▸ Brief: Go through the listing and copy every line word for word.

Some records
****************

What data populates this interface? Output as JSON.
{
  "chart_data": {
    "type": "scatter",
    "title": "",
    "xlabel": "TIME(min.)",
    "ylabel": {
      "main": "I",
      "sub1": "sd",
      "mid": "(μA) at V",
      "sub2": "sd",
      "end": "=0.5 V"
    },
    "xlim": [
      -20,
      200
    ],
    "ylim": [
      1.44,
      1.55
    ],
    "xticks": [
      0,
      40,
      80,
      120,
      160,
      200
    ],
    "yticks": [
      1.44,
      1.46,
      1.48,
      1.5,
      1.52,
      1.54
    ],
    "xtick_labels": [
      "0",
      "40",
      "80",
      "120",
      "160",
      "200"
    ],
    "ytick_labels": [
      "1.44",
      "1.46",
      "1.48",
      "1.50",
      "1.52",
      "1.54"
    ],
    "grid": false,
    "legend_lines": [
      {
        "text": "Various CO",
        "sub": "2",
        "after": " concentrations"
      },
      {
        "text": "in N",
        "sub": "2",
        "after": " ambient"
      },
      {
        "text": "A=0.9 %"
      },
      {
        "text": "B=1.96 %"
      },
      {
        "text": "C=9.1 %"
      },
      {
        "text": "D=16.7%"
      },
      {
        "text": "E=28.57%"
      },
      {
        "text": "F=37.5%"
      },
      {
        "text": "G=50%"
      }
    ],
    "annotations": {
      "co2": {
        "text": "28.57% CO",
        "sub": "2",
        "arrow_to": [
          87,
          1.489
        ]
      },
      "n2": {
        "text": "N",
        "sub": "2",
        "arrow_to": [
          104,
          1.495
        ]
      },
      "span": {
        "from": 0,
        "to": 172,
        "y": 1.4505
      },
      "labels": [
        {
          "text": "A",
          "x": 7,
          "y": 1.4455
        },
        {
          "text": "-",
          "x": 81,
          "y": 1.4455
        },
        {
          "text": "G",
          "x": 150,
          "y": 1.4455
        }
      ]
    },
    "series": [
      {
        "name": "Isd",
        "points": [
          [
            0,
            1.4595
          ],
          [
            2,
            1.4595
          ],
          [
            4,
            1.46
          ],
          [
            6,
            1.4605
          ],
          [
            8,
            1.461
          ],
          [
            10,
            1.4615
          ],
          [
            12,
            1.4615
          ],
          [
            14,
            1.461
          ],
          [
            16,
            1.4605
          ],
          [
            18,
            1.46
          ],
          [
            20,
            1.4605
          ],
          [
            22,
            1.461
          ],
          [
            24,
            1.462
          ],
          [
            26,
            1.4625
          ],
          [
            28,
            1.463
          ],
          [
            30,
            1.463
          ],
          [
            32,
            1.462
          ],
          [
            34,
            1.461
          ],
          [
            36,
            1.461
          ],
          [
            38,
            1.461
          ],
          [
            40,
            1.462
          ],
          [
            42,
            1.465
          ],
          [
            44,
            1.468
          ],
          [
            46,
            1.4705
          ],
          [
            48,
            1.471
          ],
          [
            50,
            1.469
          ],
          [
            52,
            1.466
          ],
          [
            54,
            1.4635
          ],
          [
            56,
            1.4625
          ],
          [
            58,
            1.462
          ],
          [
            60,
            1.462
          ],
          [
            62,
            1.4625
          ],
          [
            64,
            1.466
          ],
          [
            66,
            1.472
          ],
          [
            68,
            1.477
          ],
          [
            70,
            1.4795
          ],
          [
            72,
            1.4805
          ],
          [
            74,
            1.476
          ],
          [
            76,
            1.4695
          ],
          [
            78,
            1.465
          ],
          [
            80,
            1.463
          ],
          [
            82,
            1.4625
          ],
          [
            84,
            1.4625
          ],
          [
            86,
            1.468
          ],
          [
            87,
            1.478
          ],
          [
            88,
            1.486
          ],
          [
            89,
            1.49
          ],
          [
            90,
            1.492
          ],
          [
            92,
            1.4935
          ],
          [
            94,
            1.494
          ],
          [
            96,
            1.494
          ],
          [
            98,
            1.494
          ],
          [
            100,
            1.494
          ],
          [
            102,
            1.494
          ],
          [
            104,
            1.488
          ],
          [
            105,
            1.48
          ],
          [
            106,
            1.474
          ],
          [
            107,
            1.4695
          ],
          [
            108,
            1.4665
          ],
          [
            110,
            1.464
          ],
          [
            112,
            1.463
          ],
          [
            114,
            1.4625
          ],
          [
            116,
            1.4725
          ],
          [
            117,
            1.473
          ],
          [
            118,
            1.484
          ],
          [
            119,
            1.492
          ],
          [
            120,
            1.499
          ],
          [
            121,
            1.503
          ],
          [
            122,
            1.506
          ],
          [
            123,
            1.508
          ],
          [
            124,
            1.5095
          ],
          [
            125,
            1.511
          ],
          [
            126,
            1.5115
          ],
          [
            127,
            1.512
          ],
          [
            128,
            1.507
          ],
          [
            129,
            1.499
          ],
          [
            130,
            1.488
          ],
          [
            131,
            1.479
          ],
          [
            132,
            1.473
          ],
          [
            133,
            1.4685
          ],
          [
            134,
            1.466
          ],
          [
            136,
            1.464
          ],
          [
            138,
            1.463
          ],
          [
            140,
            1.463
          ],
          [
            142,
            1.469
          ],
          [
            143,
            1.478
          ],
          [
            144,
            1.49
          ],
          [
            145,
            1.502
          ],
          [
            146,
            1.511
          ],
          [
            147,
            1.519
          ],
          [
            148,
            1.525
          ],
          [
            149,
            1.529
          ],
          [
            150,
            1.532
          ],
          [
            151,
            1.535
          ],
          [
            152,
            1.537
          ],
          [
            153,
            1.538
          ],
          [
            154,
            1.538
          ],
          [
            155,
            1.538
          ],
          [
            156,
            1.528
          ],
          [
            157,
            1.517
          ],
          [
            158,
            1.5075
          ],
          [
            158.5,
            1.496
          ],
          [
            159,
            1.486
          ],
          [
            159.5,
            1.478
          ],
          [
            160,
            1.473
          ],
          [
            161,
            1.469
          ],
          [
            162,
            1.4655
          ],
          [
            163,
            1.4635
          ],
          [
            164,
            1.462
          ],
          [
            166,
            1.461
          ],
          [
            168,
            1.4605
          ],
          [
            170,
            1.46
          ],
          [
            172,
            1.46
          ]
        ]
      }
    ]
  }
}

****************

▸ The solution:
What data populates this interface? Output as JSON.
{
  "chart_data": {
    "type": "scatter",
    "title": "",
    "xlabel": "TIME(min.)",
    "ylabel": {
      "main": "I",
      "sub1": "sd",
      "mid": "(μA) at V",
      "sub2": "sd",
      "end": "=0.5 V"
    },
    "xlim": [
      -20,
      200
    ],
    "ylim": [
      1.44,
      1.55
    ],
    "xticks": [
      0,
      40,
      80,
      120,
      160,
      200
    ],
    "yticks": [
      1.44,
      1.46,
      1.48,
      1.5,
      1.52,
      1.54
    ],
    "xtick_labels": [
      "0",
      "40",
      "80",
      "120",
      "160",
      "200"
    ],
    "ytick_labels": [
      "1.44",
      "1.46",
      "1.48",
      "1.50",
      "1.52",
      "1.54"
    ],
    "grid": false,
    "legend_lines": [
      {
        "text": "Various CO",
        "sub": "2",
        "after": " concentrations"
      },
      {
        "text": "in N",
        "sub": "2",
        "after": " ambient"
      },
      {
        "text": "A=0.9 %"
      },
      {
        "text": "B=1.96 %"
      },
      {
        "text": "C=9.1 %"
      },
      {
        "text": "D=16.7%"
      },
      {
        "text": "E=28.57%"
      },
      {
        "text": "F=37.5%"
      },
      {
        "text": "G=50%"
      }
    ],
    "annotations": {
      "co2": {
        "text": "28.57% CO",
        "sub": "2",
        "arrow_to": [
          87,
          1.489
        ]
      },
      "n2": {
        "text": "N",
        "sub": "2",
        "arrow_to": [
          104,
          1.495
        ]
      },
      "span": {
        "from": 0,
        "to": 172,
        "y": 1.4505
      },
      "labels": [
        {
          "text": "A",
          "x": 7,
          "y": 1.4455
        },
        {
          "text": "-",
          "x": 81,
          "y": 1.4455
        },
        {
          "text": "G",
          "x": 150,
          "y": 1.4455
        }
      ]
    },
    "series": [
      {
        "name": "Isd",
        "points": [
          [
            0,
            1.4595
          ],
          [
            2,
            1.4595
          ],
          [
            4,
            1.46
          ],
          [
            6,
            1.4605
          ],
          [
            8,
            1.461
          ],
          [
            10,
            1.4615
          ],
          [
            12,
            1.4615
          ],
          [
            14,
            1.461
          ],
          [
            16,
            1.4605
          ],
          [
            18,
            1.46
          ],
          [
            20,
            1.4605
          ],
          [
            22,
            1.461
          ],
          [
            24,
            1.462
          ],
          [
            26,
            1.4625
          ],
          [
            28,
            1.463
          ],
          [
            30,
            1.463
          ],
          [
            32,
            1.462
          ],
          [
            34,
            1.461
          ],
          [
            36,
            1.461
          ],
          [
            38,
            1.461
          ],
          [
            40,
            1.462
          ],
          [
            42,
            1.465
          ],
          [
            44,
            1.468
          ],
          [
            46,
            1.4705
          ],
          [
            48,
            1.471
          ],
          [
            50,
            1.469
          ],
          [
            52,
            1.466
          ],
          [
            54,
            1.4635
          ],
          [
            56,
            1.4625
          ],
          [
            58,
            1.462
          ],
          [
            60,
            1.462
          ],
          [
            62,
            1.4625
          ],
          [
            64,
            1.466
          ],
          [
            66,
            1.472
          ],
          [
            68,
            1.477
          ],
          [
            70,
            1.4795
          ],
          [
            72,
            1.4805
          ],
          [
            74,
            1.476
          ],
          [
            76,
            1.4695
          ],
          [
            78,
            1.465
          ],
          [
            80,
            1.463
          ],
          [
            82,
            1.4625
          ],
          [
            84,
            1.4625
          ],
          [
            86,
            1.468
          ],
          [
            87,
            1.478
          ],
          [
            88,
            1.486
          ],
          [
            89,
            1.49
          ],
          [
            90,
            1.492
          ],
          [
            92,
            1.4935
          ],
          [
            94,
            1.494
          ],
          [
            96,
            1.494
          ],
          [
            98,
            1.494
          ],
          [
            100,
            1.494
          ],
          [
            102,
            1.494
          ],
          [
            104,
            1.488
          ],
          [
            105,
            1.48
          ],
          [
            106,
            1.474
          ],
          [
            107,
            1.4695
          ],
          [
            108,
            1.4665
          ],
          [
            110,
            1.464
          ],
          [
            112,
            1.463
          ],
          [
            114,
            1.4625
          ],
          [
            116,
            1.4725
          ],
          [
            117,
            1.473
          ],
          [
            118,
            1.484
          ],
          [
            119,
            1.492
          ],
          [
            120,
            1.499
          ],
          [
            121,
            1.503
          ],
          [
            122,
            1.506
          ],
          [
            123,
            1.508
          ],
          [
            124,
            1.5095
          ],
          [
            125,
            1.511
          ],
          [
            126,
            1.5115
          ],
          [
            127,
            1.512
          ],
          [
            128,
            1.507
          ],
          [
            129,
            1.499
          ],
          [
            130,
            1.488
          ],
          [
            131,
            1.479
          ],
          [
            132,
            1.473
          ],
          [
            133,
            1.4685
          ],
          [
            134,
            1.466
          ],
          [
            136,
            1.464
          ],
          [
            138,
            1.463
          ],
          [
            140,
            1.463
          ],
          [
            142,
            1.469
          ],
          [
            143,
            1.478
          ],
          [
            144,
            1.49
          ],
          [
            145,
            1.502
          ],
          [
            146,
            1.511
          ],
          [
            147,
            1.519
          ],
          [
            148,
            1.525
          ],
          [
            149,
            1.529
          ],
          [
            150,
            1.532
          ],
          [
            151,
            1.535
          ],
          [
            152,
            1.537
          ],
          [
            153,
            1.538
          ],
          [
            154,
            1.538
          ],
          [
            155,
            1.538
          ],
          [
            156,
            1.528
          ],
          [
            157,
            1.517
          ],
          [
            158,
            1.5075
          ],
          [
            158.5,
            1.496
          ],
          [
            159,
            1.486
          ],
          [
            159.5,
            1.478
          ],
          [
            160,
            1.473
          ],
          [
            161,
            1.469
          ],
          [
            162,
            1.4655
          ],
          [
            163,
            1.4635
          ],
          [
            164,
            1.462
          ],
          [
            166,
            1.461
          ],
          [
            168,
            1.4605
          ],
          [
            170,
            1.46
          ],
          [
            172,
            1.46
          ]
        ]
      }
    ]
  }
}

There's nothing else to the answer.